__PROVIDED DATA__
-- -- --

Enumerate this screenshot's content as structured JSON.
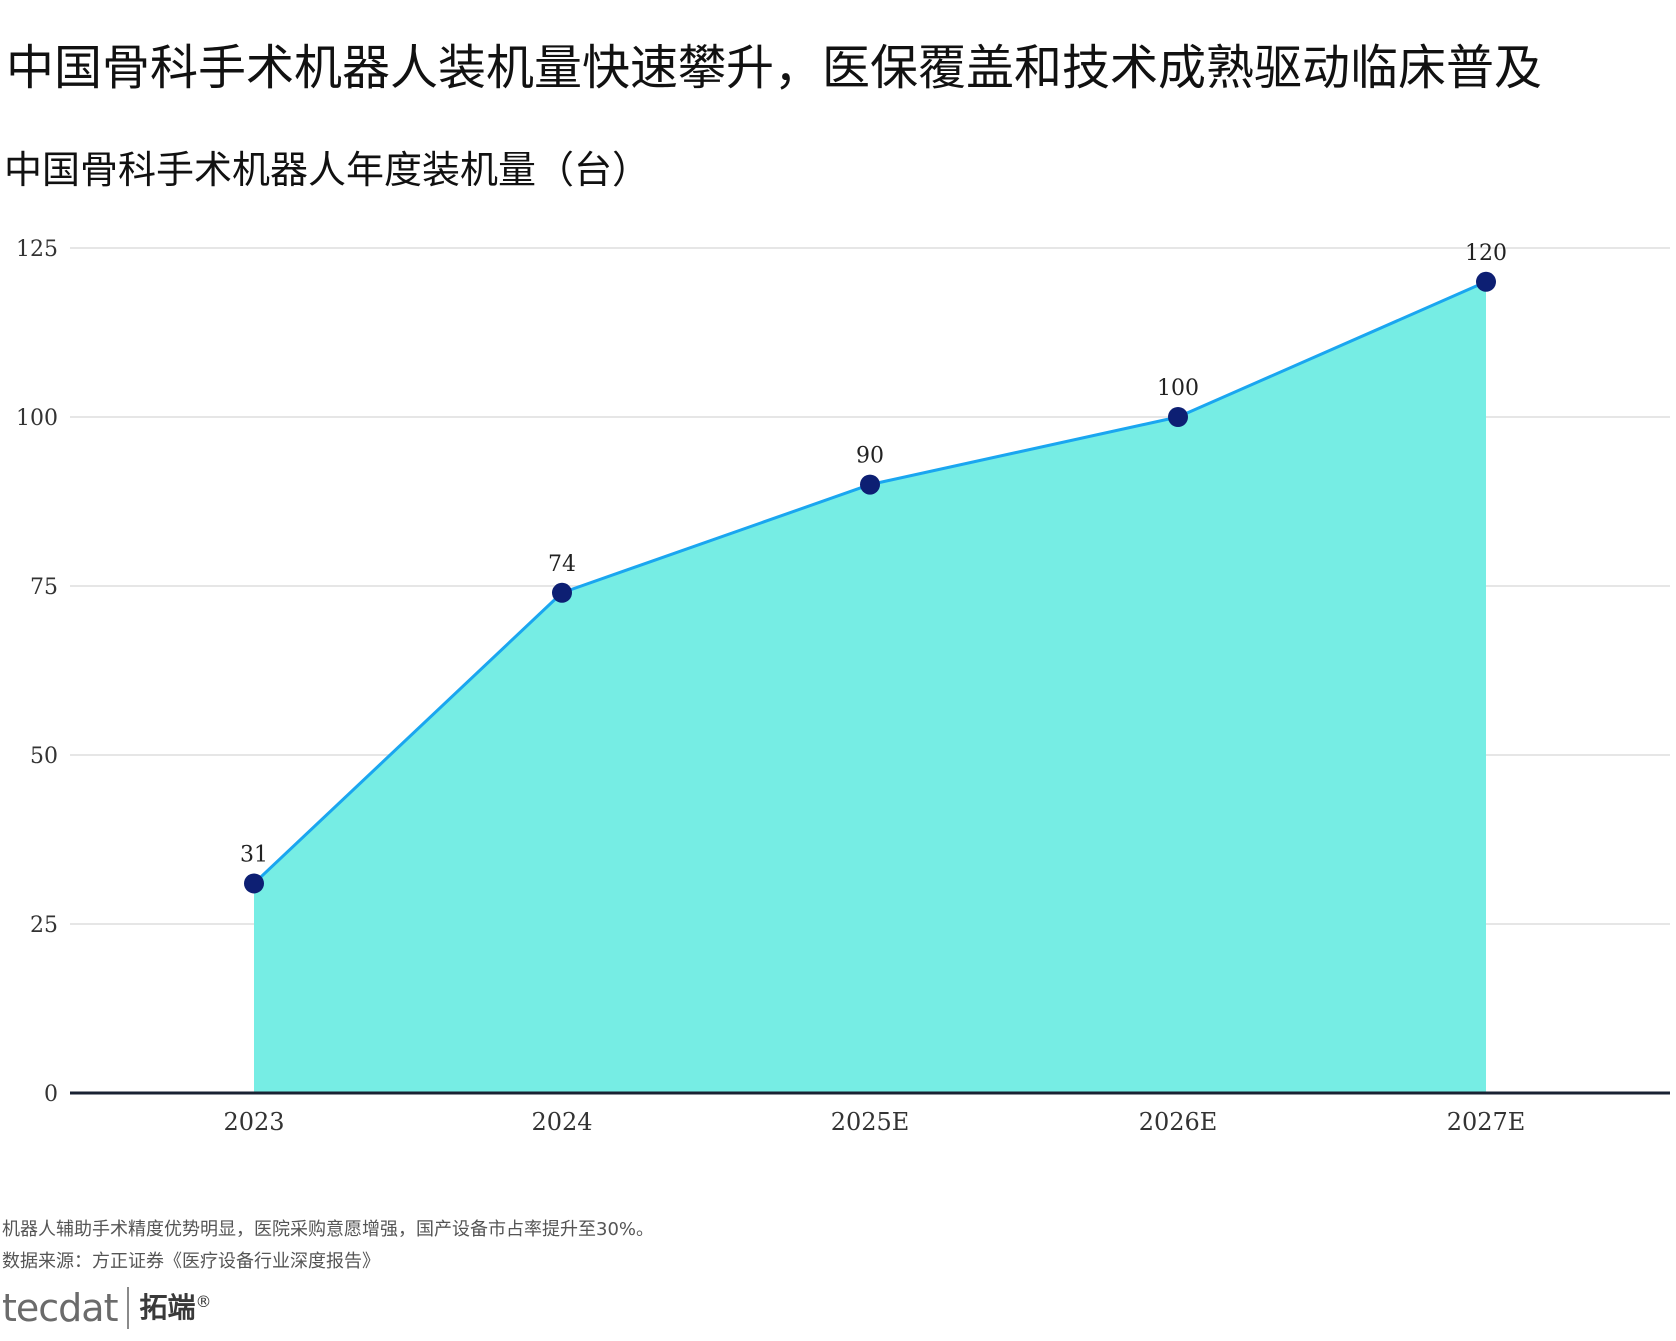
{
  "title": "中国骨科手术机器人装机量快速攀升，医保覆盖和技术成熟驱动临床普及",
  "subtitle": "中国骨科手术机器人年度装机量（台）",
  "note": "机器人辅助手术精度优势明显，医院采购意愿增强，国产设备市占率提升至30%。",
  "source": "数据来源：方正证券《医疗设备行业深度报告》",
  "logo": {
    "mark": "tecdat",
    "name": "拓端",
    "reg": "®"
  },
  "colors": {
    "area_fill": "#76ede4",
    "line": "#1aa6f0",
    "marker": "#0d1f73",
    "grid": "#e6e6e6",
    "axis": "#1a2233"
  },
  "chart_data": {
    "type": "area",
    "categories": [
      "2023",
      "2024",
      "2025E",
      "2026E",
      "2027E"
    ],
    "series": [
      {
        "values": [
          31,
          74,
          90,
          100,
          120
        ]
      }
    ],
    "data_labels": [
      "31",
      "74",
      "90",
      "100",
      "120"
    ],
    "ylim": [
      0,
      125
    ],
    "yticks": [
      0,
      25,
      50,
      75,
      100,
      125
    ],
    "ytick_labels": [
      "0",
      "25",
      "50",
      "75",
      "100",
      "125"
    ],
    "grid": true,
    "legend": "none",
    "markers": true
  }
}
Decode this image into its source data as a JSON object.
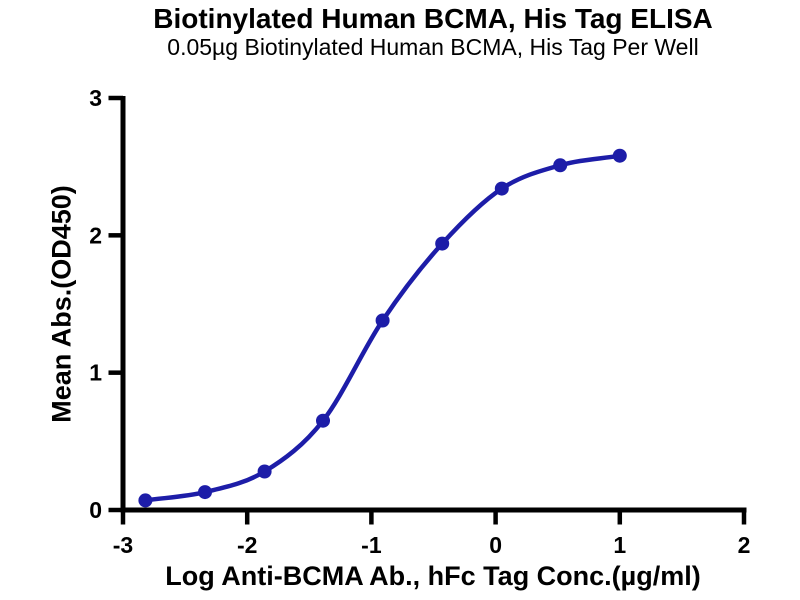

-- -- --

__SHORT EXERCISE__
Retype all of the entries exactly as written, leaving out any images.

__RESPONSE TO THIS TASK__
Enumerate this screenshot's content as structured JSON.
{
  "title": "中国骨科手术机器人装机量快速攀升，医保覆盖和技术成熟驱动临床普及",
  "subtitle": "中国骨科手术机器人年度装机量（台）",
  "note": "机器人辅助手术精度优势明显，医院采购意愿增强，国产设备市占率提升至30%。",
  "source": "数据来源：方正证券《医疗设备行业深度报告》",
  "logo": {
    "mark": "tecdat",
    "name": "拓端",
    "reg": "®"
  },
  "colors": {
    "area_fill": "#76ede4",
    "line": "#1aa6f0",
    "marker": "#0d1f73",
    "grid": "#e6e6e6",
    "axis": "#1a2233"
  },
  "chart_data": {
    "type": "area",
    "categories": [
      "2023",
      "2024",
      "2025E",
      "2026E",
      "2027E"
    ],
    "series": [
      {
        "values": [
          31,
          74,
          90,
          100,
          120
        ]
      }
    ],
    "data_labels": [
      "31",
      "74",
      "90",
      "100",
      "120"
    ],
    "ylim": [
      0,
      125
    ],
    "yticks": [
      0,
      25,
      50,
      75,
      100,
      125
    ],
    "ytick_labels": [
      "0",
      "25",
      "50",
      "75",
      "100",
      "125"
    ],
    "grid": true,
    "legend": "none",
    "markers": true
  }
}
Decode this image into its source data as a JSON object.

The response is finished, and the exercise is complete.